=== Short task ===
Report how many lines of the entries below contain the word "letter", and nothing more.

--- --- ---

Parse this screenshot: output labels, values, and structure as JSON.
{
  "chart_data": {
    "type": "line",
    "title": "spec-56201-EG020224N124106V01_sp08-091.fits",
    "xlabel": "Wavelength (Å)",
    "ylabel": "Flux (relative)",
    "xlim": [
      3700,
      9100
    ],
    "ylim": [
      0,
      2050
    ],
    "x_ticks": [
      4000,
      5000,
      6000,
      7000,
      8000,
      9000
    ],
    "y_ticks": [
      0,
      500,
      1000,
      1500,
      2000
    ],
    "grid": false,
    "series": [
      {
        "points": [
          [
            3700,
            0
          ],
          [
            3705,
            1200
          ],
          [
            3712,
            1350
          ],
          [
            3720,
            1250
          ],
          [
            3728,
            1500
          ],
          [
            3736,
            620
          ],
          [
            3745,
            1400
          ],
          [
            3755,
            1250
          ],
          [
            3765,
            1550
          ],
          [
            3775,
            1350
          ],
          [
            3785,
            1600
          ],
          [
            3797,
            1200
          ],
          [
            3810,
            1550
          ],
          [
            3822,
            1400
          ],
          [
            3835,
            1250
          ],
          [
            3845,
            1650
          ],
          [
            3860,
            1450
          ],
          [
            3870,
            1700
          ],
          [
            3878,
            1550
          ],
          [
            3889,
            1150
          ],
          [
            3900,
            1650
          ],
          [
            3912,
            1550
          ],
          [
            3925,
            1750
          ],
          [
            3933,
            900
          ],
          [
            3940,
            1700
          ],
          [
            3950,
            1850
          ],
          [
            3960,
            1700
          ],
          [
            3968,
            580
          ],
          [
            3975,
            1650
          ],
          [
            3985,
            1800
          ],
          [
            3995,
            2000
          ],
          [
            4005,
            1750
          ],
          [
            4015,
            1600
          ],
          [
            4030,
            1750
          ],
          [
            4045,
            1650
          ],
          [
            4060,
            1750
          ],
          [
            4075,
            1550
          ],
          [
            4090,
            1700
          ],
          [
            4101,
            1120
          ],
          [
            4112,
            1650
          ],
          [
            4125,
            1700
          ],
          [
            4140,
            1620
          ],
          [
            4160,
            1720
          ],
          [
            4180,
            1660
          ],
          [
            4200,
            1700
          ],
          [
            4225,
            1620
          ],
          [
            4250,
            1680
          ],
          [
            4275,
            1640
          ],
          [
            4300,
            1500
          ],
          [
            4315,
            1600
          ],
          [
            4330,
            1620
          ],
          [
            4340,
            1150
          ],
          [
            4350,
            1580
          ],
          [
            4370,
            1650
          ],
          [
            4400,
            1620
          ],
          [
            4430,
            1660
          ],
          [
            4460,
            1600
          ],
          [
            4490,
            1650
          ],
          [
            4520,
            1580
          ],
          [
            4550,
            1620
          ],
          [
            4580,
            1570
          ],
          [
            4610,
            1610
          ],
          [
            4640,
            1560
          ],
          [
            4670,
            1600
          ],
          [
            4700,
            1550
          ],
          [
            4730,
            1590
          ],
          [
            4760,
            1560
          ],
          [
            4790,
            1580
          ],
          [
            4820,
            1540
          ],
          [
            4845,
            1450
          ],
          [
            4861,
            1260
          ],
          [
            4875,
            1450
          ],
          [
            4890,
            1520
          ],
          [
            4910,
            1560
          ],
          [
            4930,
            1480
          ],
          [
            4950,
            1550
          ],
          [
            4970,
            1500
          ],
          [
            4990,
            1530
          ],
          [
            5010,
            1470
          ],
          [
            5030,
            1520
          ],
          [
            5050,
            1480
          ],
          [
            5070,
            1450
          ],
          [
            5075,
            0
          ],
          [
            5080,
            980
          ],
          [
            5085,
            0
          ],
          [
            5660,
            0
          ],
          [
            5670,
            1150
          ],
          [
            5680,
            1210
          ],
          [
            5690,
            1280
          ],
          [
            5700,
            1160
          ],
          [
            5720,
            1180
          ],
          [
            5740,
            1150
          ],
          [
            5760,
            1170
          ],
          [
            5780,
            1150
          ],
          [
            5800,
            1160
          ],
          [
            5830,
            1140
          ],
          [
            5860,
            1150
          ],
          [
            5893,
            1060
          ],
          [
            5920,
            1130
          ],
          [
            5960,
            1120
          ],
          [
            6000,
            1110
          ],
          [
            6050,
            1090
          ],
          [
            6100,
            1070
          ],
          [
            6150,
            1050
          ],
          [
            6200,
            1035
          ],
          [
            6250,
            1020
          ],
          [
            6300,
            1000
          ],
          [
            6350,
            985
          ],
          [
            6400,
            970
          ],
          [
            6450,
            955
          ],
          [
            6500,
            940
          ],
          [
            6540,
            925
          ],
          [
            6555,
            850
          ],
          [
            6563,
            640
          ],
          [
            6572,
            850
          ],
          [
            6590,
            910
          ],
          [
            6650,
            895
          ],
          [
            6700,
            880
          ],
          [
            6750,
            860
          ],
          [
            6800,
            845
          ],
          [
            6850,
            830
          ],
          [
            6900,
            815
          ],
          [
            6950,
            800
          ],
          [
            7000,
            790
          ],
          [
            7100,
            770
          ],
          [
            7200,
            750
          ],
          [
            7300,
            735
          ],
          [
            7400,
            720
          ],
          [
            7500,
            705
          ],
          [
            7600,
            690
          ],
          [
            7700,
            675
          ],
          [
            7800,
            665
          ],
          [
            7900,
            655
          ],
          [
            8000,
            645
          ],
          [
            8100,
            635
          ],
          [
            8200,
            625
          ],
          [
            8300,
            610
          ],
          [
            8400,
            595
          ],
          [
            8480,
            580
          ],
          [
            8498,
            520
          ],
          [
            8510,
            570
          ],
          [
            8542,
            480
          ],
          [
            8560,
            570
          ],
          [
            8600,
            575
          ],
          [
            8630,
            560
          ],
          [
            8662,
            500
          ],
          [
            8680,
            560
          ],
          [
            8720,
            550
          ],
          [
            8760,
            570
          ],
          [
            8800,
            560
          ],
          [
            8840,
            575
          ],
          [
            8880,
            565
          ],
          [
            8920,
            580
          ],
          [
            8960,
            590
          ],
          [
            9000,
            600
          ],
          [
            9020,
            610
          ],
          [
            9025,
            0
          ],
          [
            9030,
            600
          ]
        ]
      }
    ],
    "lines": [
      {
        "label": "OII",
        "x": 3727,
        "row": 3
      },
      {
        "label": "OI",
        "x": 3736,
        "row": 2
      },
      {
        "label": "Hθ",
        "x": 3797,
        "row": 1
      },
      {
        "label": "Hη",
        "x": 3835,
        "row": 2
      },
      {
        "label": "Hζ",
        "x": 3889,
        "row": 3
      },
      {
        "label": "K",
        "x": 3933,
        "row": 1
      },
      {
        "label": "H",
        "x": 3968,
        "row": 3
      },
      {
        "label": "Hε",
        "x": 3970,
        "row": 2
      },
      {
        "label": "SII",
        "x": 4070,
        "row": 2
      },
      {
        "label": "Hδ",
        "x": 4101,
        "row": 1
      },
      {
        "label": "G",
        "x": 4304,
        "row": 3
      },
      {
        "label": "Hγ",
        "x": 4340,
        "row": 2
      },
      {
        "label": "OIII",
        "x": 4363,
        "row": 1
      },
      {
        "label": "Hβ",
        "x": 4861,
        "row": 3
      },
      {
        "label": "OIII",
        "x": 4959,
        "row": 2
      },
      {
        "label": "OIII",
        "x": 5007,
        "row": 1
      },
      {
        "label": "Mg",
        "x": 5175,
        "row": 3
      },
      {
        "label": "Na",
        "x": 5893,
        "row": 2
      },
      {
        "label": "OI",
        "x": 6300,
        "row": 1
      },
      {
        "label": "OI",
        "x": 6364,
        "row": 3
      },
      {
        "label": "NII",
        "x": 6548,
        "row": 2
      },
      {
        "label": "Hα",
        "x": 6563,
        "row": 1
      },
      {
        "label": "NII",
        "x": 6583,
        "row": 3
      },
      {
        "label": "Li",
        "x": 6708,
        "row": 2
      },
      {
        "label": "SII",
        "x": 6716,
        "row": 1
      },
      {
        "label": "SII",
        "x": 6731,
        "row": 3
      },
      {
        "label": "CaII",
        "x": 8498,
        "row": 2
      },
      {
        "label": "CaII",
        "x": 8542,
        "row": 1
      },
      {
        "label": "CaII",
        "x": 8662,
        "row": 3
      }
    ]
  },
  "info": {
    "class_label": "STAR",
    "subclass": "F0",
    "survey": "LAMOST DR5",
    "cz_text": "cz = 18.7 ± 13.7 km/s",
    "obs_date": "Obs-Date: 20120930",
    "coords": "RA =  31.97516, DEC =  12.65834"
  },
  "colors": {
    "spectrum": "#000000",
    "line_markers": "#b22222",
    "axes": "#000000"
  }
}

--- --- ---

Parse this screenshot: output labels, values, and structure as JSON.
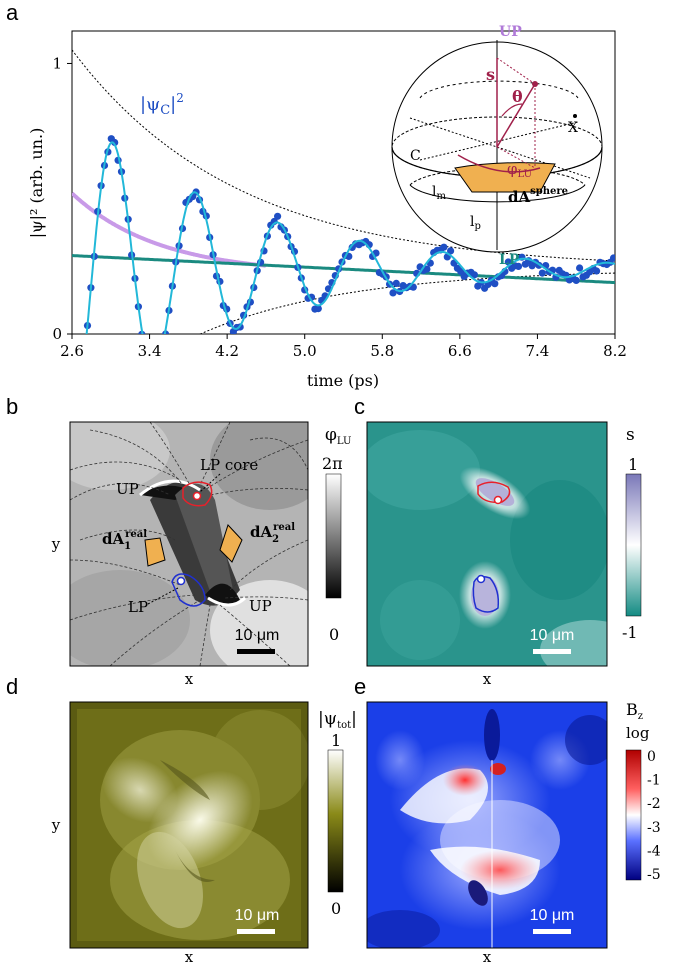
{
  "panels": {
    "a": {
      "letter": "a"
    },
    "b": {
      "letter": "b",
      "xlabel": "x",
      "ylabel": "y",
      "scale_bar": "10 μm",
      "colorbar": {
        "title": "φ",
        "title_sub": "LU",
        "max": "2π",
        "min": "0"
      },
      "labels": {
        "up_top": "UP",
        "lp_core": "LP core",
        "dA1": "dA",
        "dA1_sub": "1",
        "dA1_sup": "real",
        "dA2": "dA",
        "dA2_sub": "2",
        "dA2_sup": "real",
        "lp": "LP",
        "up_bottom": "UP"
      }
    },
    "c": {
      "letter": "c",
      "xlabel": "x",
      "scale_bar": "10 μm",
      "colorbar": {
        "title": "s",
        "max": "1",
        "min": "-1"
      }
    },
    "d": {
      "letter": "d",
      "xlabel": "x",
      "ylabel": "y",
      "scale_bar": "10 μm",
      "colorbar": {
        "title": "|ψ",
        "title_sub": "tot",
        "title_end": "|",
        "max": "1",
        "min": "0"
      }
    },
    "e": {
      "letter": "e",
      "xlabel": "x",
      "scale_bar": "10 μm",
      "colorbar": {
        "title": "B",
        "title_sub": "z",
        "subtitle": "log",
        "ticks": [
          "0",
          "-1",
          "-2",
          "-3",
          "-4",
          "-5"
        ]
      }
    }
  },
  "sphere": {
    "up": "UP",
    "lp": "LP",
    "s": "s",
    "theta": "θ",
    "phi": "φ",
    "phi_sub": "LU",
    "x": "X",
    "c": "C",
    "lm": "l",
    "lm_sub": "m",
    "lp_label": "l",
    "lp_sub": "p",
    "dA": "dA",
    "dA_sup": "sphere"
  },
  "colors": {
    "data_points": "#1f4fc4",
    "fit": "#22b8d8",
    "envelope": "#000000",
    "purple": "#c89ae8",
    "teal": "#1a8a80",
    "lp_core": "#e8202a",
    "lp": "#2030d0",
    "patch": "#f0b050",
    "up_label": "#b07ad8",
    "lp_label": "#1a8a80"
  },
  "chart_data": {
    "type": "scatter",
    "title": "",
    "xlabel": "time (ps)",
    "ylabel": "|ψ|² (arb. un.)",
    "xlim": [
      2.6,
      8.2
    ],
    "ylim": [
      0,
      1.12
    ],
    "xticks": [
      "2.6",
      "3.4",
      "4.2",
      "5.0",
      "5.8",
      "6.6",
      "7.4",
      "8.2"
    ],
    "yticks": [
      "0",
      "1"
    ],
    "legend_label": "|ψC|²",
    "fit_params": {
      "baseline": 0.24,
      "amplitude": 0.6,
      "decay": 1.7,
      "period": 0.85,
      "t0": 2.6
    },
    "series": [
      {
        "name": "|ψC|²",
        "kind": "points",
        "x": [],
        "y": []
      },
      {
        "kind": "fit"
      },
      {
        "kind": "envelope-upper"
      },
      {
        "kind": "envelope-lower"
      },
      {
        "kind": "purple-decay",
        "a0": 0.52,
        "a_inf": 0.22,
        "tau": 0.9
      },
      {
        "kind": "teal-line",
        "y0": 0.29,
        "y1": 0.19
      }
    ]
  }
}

--- --- ---

=== The output ===
5